● **OBJECTIVE**
Write out every entry exactly as given, but omit the pictures.

● **DATA SUPPLIED**

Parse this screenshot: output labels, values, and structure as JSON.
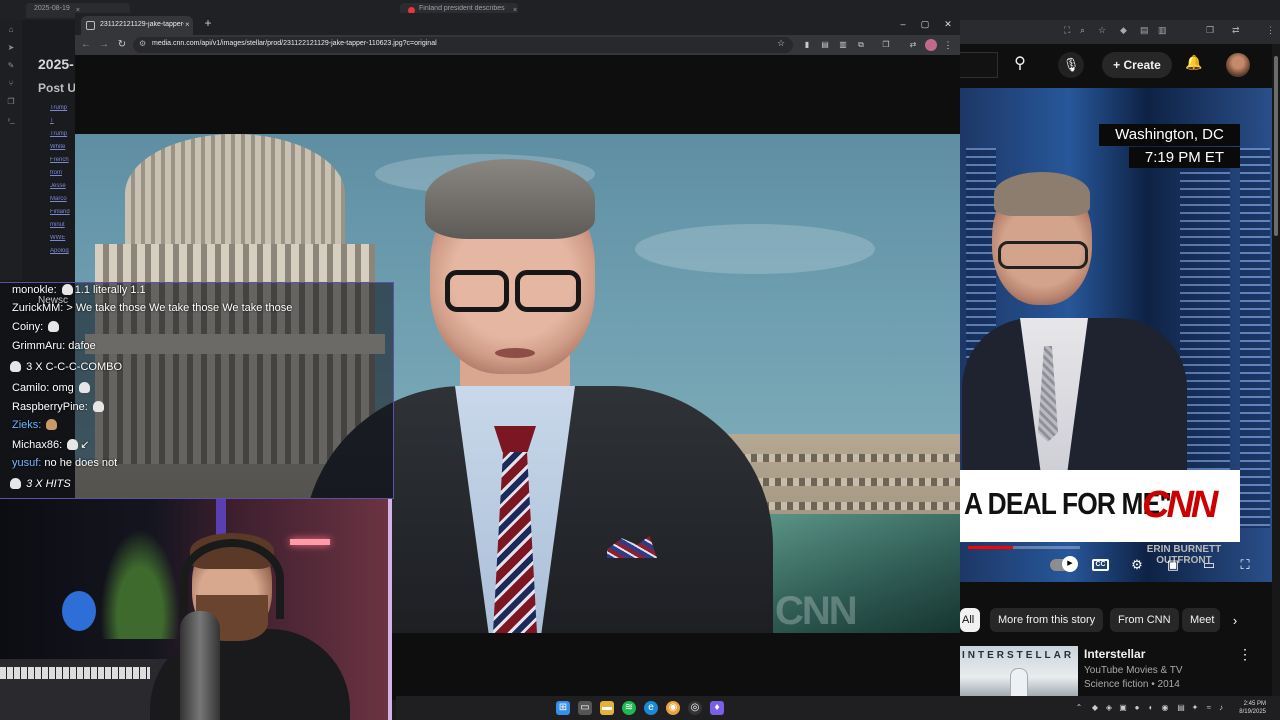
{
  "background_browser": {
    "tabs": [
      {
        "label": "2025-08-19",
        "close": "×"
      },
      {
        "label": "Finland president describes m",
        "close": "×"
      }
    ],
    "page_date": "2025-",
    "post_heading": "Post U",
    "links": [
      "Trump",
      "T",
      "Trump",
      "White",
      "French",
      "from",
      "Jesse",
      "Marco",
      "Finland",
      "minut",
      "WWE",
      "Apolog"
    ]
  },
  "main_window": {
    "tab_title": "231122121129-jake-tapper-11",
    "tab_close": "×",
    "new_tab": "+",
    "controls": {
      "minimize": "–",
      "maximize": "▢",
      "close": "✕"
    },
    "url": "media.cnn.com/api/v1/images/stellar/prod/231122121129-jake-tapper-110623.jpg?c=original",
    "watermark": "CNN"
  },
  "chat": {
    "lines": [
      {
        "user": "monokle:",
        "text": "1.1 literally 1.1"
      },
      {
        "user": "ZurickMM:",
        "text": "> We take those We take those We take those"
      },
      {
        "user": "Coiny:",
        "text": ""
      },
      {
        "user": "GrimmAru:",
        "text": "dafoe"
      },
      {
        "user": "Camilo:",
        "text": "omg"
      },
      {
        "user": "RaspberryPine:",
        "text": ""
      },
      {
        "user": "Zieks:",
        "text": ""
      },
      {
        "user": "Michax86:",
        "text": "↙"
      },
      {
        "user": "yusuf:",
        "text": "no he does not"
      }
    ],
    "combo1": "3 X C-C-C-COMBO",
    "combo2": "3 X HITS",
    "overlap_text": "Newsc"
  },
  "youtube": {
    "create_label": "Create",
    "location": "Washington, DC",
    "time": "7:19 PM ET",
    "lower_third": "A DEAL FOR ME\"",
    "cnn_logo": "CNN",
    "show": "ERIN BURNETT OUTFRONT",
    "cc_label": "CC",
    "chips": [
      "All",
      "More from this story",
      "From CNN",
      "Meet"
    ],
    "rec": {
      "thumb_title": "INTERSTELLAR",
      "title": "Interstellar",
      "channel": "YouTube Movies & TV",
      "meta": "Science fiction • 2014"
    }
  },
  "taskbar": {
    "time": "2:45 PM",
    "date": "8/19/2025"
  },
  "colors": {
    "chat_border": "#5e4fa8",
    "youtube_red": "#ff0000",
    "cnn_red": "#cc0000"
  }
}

● **RESPONSE**
Parse this screenshot: output labels, values, and structure as JSON.
{
  "background_browser": {
    "tabs": [
      {
        "label": "2025-08-19",
        "close": "×"
      },
      {
        "label": "Finland president describes m",
        "close": "×"
      }
    ],
    "page_date": "2025-",
    "post_heading": "Post U",
    "links": [
      "Trump",
      "T",
      "Trump",
      "White",
      "French",
      "from",
      "Jesse",
      "Marco",
      "Finland",
      "minut",
      "WWE",
      "Apolog"
    ]
  },
  "main_window": {
    "tab_title": "231122121129-jake-tapper-11",
    "tab_close": "×",
    "new_tab": "+",
    "controls": {
      "minimize": "–",
      "maximize": "▢",
      "close": "✕"
    },
    "url": "media.cnn.com/api/v1/images/stellar/prod/231122121129-jake-tapper-110623.jpg?c=original",
    "watermark": "CNN"
  },
  "chat": {
    "lines": [
      {
        "user": "monokle:",
        "text": "1.1 literally 1.1"
      },
      {
        "user": "ZurickMM:",
        "text": "> We take those We take those We take those"
      },
      {
        "user": "Coiny:",
        "text": ""
      },
      {
        "user": "GrimmAru:",
        "text": "dafoe"
      },
      {
        "user": "Camilo:",
        "text": "omg"
      },
      {
        "user": "RaspberryPine:",
        "text": ""
      },
      {
        "user": "Zieks:",
        "text": ""
      },
      {
        "user": "Michax86:",
        "text": "↙"
      },
      {
        "user": "yusuf:",
        "text": "no he does not"
      }
    ],
    "combo1": "3 X C-C-C-COMBO",
    "combo2": "3 X HITS",
    "overlap_text": "Newsc"
  },
  "youtube": {
    "create_label": "Create",
    "location": "Washington, DC",
    "time": "7:19 PM ET",
    "lower_third": "A DEAL FOR ME\"",
    "cnn_logo": "CNN",
    "show": "ERIN BURNETT OUTFRONT",
    "cc_label": "CC",
    "chips": [
      "All",
      "More from this story",
      "From CNN",
      "Meet"
    ],
    "rec": {
      "thumb_title": "INTERSTELLAR",
      "title": "Interstellar",
      "channel": "YouTube Movies & TV",
      "meta": "Science fiction • 2014"
    }
  },
  "taskbar": {
    "time": "2:45 PM",
    "date": "8/19/2025"
  },
  "colors": {
    "chat_border": "#5e4fa8",
    "youtube_red": "#ff0000",
    "cnn_red": "#cc0000"
  }
}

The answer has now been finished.